>> BEGIN LISTED ENTRIES
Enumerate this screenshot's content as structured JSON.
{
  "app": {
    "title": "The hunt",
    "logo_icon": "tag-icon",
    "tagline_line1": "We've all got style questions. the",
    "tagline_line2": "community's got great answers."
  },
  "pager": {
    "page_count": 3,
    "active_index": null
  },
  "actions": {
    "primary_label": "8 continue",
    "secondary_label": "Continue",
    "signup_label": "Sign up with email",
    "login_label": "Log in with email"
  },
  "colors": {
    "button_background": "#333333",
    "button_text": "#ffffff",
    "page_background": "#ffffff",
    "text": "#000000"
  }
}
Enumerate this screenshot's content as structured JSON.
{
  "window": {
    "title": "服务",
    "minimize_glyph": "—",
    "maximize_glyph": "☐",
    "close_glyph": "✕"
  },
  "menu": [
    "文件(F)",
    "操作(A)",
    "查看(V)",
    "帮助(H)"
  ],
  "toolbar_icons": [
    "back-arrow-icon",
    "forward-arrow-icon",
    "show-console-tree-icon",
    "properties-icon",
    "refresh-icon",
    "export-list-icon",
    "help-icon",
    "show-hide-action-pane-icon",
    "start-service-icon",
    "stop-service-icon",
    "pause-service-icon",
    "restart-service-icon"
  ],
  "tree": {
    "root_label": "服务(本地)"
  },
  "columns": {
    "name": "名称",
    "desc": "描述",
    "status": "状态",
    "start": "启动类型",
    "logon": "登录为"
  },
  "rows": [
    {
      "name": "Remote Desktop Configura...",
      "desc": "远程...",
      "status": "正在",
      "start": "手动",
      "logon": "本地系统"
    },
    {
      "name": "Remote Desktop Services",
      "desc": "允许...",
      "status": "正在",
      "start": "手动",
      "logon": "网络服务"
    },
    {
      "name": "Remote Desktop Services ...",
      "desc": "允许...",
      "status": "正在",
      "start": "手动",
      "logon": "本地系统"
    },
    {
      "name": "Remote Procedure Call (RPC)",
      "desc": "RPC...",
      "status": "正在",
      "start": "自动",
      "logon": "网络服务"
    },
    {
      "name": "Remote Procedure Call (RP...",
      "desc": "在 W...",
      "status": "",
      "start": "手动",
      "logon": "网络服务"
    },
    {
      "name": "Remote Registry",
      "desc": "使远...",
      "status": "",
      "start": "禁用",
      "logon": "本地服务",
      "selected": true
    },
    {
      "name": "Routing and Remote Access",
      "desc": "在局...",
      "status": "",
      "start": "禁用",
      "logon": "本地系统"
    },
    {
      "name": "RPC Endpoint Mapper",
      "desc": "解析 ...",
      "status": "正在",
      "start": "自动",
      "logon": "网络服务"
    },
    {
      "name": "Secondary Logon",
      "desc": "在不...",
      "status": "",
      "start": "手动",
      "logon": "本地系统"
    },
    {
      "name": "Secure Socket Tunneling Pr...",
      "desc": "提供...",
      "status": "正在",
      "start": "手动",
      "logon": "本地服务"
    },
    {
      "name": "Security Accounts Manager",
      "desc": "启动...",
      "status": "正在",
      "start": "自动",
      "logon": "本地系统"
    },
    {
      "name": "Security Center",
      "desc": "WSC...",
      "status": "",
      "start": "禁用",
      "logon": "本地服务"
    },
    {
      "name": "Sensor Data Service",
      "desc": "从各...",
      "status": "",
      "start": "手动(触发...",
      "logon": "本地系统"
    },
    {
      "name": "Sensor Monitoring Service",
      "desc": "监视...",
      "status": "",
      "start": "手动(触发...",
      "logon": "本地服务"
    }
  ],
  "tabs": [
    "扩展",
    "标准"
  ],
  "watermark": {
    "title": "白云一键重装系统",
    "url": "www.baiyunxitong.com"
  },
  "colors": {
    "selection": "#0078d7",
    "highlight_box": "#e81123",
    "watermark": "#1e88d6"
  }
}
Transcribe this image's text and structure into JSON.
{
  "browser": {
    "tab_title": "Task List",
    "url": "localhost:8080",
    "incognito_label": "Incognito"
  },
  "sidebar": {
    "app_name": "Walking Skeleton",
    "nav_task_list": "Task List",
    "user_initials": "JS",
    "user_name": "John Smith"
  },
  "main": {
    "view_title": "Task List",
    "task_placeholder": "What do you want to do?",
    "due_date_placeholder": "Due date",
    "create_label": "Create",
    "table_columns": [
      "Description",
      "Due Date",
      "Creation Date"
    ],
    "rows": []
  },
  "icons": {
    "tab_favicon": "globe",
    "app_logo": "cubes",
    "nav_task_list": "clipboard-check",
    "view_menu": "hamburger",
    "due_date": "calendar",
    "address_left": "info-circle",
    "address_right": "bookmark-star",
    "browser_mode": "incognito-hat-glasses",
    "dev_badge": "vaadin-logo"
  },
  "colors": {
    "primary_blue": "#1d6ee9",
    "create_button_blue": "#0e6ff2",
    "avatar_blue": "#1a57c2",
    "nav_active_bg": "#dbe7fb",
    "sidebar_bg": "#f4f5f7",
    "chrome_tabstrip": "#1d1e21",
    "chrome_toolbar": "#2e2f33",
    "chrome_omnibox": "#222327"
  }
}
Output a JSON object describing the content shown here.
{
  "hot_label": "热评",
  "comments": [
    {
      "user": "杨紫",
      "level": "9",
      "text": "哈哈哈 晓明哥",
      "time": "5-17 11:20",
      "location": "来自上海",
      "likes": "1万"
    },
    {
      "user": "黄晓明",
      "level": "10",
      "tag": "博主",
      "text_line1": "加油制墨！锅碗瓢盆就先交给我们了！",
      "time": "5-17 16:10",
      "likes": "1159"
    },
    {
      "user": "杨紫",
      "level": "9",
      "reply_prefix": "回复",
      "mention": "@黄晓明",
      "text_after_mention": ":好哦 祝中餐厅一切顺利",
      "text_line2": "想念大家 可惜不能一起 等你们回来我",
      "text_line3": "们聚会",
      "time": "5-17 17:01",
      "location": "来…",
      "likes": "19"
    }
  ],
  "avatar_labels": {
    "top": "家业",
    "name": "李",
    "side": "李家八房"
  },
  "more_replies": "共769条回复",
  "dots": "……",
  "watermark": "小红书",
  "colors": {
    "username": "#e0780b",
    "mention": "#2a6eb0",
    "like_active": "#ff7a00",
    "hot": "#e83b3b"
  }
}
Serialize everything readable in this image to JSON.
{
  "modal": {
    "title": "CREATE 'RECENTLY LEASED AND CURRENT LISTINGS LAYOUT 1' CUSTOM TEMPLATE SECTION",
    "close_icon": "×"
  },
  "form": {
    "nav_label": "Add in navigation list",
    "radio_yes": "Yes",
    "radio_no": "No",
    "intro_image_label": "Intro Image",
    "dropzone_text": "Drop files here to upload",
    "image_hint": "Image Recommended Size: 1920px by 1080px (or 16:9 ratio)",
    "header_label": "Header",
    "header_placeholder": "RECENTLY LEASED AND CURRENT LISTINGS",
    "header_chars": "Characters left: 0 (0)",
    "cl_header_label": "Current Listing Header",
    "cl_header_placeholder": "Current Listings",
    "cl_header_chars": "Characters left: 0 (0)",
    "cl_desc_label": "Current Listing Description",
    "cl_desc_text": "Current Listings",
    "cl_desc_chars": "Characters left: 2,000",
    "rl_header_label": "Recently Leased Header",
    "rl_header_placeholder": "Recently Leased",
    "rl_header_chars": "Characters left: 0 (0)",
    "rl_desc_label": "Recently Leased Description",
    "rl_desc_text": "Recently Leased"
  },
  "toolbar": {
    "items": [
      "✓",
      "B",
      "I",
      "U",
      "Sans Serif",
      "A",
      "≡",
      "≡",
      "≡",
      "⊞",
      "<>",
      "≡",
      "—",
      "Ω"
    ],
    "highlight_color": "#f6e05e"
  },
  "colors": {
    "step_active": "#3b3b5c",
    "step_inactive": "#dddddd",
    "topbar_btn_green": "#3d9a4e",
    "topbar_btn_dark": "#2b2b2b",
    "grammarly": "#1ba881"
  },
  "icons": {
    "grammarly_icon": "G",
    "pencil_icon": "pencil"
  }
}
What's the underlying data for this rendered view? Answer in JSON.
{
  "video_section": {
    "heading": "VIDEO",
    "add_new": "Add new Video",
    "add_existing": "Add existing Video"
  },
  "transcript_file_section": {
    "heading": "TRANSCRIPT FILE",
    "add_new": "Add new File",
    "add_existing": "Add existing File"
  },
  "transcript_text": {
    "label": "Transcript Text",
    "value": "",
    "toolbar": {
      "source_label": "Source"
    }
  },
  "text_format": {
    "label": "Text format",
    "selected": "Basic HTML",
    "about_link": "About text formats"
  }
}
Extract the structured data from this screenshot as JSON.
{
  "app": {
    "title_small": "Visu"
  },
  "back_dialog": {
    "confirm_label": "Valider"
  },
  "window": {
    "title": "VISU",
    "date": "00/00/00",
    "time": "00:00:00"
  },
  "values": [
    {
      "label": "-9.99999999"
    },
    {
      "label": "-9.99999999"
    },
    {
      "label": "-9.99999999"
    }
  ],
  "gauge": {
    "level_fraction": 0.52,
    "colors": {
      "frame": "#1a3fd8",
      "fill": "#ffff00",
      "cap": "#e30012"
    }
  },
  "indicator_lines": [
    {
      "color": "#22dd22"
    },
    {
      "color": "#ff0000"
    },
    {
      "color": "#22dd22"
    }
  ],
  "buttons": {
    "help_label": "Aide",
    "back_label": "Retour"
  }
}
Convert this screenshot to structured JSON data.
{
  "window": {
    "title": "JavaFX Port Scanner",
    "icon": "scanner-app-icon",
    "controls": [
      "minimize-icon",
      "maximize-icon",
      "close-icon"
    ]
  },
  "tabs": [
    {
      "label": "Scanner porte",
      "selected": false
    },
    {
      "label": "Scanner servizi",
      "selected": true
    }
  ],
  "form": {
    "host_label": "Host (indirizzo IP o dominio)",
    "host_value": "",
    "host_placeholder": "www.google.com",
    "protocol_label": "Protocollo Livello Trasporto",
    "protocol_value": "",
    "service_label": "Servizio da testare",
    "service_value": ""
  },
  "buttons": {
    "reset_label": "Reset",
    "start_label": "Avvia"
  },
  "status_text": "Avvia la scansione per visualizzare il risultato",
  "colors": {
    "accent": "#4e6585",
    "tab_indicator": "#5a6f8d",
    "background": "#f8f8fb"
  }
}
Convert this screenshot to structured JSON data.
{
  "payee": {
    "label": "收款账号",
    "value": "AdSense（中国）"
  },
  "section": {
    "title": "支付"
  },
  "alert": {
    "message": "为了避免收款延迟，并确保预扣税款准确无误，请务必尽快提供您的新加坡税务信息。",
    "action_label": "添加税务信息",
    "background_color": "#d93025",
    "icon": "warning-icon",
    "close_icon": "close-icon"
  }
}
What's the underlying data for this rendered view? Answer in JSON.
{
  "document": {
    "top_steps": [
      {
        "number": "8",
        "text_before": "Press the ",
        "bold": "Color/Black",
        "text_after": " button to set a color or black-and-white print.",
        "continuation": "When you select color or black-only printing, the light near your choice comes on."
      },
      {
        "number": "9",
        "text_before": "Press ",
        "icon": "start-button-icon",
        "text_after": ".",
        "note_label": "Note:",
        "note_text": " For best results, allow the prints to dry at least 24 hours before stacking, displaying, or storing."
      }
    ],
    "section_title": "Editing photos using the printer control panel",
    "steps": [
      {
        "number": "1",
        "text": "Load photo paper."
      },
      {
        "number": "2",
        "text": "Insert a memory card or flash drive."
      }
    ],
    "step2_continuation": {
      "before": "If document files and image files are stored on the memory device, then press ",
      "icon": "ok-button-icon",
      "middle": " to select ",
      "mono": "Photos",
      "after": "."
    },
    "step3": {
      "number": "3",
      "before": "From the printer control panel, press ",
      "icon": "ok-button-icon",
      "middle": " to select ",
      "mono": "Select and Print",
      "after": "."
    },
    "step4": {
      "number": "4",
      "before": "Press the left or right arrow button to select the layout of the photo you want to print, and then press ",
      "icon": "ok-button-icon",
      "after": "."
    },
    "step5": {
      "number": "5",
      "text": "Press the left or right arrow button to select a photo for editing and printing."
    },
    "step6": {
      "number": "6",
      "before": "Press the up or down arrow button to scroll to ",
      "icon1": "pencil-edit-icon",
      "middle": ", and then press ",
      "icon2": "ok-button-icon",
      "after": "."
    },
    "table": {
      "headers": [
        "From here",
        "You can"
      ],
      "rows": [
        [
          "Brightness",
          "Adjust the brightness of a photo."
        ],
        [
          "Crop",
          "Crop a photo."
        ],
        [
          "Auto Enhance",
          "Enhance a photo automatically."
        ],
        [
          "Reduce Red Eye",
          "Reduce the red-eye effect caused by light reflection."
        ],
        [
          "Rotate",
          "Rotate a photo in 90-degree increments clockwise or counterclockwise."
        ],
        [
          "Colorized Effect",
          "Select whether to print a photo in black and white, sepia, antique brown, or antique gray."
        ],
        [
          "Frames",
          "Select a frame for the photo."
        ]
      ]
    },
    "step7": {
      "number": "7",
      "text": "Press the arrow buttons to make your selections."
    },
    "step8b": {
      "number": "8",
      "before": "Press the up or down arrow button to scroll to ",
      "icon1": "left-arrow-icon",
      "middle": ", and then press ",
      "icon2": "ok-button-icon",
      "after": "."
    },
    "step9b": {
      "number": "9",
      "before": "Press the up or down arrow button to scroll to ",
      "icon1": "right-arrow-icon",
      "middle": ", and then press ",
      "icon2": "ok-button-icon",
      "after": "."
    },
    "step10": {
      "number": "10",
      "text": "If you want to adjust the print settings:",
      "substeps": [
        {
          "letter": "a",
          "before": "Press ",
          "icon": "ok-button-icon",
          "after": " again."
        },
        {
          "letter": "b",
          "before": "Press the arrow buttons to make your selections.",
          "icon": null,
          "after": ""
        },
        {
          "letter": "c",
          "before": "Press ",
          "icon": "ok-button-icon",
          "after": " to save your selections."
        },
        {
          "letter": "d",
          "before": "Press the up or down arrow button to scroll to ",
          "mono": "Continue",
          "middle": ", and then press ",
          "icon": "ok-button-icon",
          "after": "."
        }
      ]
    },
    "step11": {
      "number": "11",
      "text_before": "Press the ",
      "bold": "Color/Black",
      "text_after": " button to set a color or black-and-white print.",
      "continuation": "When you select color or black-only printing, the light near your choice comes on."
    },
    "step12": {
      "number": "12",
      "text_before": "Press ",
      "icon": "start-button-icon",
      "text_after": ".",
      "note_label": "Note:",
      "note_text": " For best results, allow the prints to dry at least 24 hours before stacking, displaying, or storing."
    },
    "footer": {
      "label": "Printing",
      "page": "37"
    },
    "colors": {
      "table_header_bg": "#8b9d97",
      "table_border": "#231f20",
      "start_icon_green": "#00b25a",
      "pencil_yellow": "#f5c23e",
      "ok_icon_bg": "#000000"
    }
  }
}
>> END LISTED ENTRIES
**YOUR OBJECTIVE:**
Locate the word "displaying" in the entries, and copy every line where it is found.

**TASK ANSWER:**
        "note_text": " For best results, allow the prints to dry at least 24 hours before stacking, displaying, or storing."
      "note_text": " For best results, allow the prints to dry at least 24 hours before stacking, displaying, or storing."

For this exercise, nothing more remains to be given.